## Instructions to follow
Print out each entry below exactly, please.

(Figure data in JSON)
* * *

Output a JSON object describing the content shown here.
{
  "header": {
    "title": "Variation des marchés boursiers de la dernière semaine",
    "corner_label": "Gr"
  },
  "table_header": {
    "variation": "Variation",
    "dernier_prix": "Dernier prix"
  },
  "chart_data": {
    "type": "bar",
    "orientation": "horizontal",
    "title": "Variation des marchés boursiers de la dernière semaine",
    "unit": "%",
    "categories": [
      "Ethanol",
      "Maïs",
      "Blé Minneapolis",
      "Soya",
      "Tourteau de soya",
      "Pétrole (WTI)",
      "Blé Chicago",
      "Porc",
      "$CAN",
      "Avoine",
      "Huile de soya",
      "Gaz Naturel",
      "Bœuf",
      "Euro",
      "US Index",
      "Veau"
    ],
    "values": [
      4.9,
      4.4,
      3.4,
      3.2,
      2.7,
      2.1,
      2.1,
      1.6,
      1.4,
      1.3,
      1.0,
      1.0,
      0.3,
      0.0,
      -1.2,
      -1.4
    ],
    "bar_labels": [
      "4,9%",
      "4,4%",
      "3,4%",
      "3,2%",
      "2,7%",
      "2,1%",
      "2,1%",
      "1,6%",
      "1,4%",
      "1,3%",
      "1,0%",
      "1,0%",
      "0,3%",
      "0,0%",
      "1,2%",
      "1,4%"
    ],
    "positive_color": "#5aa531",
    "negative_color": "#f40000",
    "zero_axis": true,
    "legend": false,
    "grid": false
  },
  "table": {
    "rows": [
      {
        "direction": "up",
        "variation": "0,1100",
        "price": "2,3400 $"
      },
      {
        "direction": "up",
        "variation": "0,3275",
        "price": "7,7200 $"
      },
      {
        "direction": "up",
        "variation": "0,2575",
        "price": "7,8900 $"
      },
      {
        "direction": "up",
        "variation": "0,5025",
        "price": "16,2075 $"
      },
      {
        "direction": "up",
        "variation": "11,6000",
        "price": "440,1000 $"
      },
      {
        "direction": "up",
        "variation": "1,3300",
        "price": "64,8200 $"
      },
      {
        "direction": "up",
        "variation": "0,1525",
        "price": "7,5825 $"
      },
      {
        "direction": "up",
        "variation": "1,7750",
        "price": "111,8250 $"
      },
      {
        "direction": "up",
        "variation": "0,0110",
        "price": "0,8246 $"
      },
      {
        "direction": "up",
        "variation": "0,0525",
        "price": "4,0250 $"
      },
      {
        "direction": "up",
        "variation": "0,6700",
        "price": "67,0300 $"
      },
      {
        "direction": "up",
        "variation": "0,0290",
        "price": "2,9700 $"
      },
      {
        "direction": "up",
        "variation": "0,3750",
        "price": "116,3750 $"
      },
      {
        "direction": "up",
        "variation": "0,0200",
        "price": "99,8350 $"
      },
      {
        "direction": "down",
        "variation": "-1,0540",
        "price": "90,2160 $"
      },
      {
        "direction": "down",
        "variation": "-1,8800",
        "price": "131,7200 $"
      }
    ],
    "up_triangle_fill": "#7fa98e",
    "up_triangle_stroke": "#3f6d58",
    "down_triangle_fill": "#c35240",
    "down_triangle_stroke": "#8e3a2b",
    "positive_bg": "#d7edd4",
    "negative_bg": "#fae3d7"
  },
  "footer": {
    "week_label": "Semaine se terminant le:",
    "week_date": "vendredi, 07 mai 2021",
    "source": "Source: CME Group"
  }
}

* * *

## Result for this exercise
Output a JSON object describing the content shown here.
{
  "header": {
    "title": "Variation des marchés boursiers de la dernière semaine",
    "corner_label": "Gr"
  },
  "table_header": {
    "variation": "Variation",
    "dernier_prix": "Dernier prix"
  },
  "chart_data": {
    "type": "bar",
    "orientation": "horizontal",
    "title": "Variation des marchés boursiers de la dernière semaine",
    "unit": "%",
    "categories": [
      "Ethanol",
      "Maïs",
      "Blé Minneapolis",
      "Soya",
      "Tourteau de soya",
      "Pétrole (WTI)",
      "Blé Chicago",
      "Porc",
      "$CAN",
      "Avoine",
      "Huile de soya",
      "Gaz Naturel",
      "Bœuf",
      "Euro",
      "US Index",
      "Veau"
    ],
    "values": [
      4.9,
      4.4,
      3.4,
      3.2,
      2.7,
      2.1,
      2.1,
      1.6,
      1.4,
      1.3,
      1.0,
      1.0,
      0.3,
      0.0,
      -1.2,
      -1.4
    ],
    "bar_labels": [
      "4,9%",
      "4,4%",
      "3,4%",
      "3,2%",
      "2,7%",
      "2,1%",
      "2,1%",
      "1,6%",
      "1,4%",
      "1,3%",
      "1,0%",
      "1,0%",
      "0,3%",
      "0,0%",
      "1,2%",
      "1,4%"
    ],
    "positive_color": "#5aa531",
    "negative_color": "#f40000",
    "zero_axis": true,
    "legend": false,
    "grid": false
  },
  "table": {
    "rows": [
      {
        "direction": "up",
        "variation": "0,1100",
        "price": "2,3400 $"
      },
      {
        "direction": "up",
        "variation": "0,3275",
        "price": "7,7200 $"
      },
      {
        "direction": "up",
        "variation": "0,2575",
        "price": "7,8900 $"
      },
      {
        "direction": "up",
        "variation": "0,5025",
        "price": "16,2075 $"
      },
      {
        "direction": "up",
        "variation": "11,6000",
        "price": "440,1000 $"
      },
      {
        "direction": "up",
        "variation": "1,3300",
        "price": "64,8200 $"
      },
      {
        "direction": "up",
        "variation": "0,1525",
        "price": "7,5825 $"
      },
      {
        "direction": "up",
        "variation": "1,7750",
        "price": "111,8250 $"
      },
      {
        "direction": "up",
        "variation": "0,0110",
        "price": "0,8246 $"
      },
      {
        "direction": "up",
        "variation": "0,0525",
        "price": "4,0250 $"
      },
      {
        "direction": "up",
        "variation": "0,6700",
        "price": "67,0300 $"
      },
      {
        "direction": "up",
        "variation": "0,0290",
        "price": "2,9700 $"
      },
      {
        "direction": "up",
        "variation": "0,3750",
        "price": "116,3750 $"
      },
      {
        "direction": "up",
        "variation": "0,0200",
        "price": "99,8350 $"
      },
      {
        "direction": "down",
        "variation": "-1,0540",
        "price": "90,2160 $"
      },
      {
        "direction": "down",
        "variation": "-1,8800",
        "price": "131,7200 $"
      }
    ],
    "up_triangle_fill": "#7fa98e",
    "up_triangle_stroke": "#3f6d58",
    "down_triangle_fill": "#c35240",
    "down_triangle_stroke": "#8e3a2b",
    "positive_bg": "#d7edd4",
    "negative_bg": "#fae3d7"
  },
  "footer": {
    "week_label": "Semaine se terminant le:",
    "week_date": "vendredi, 07 mai 2021",
    "source": "Source: CME Group"
  }
}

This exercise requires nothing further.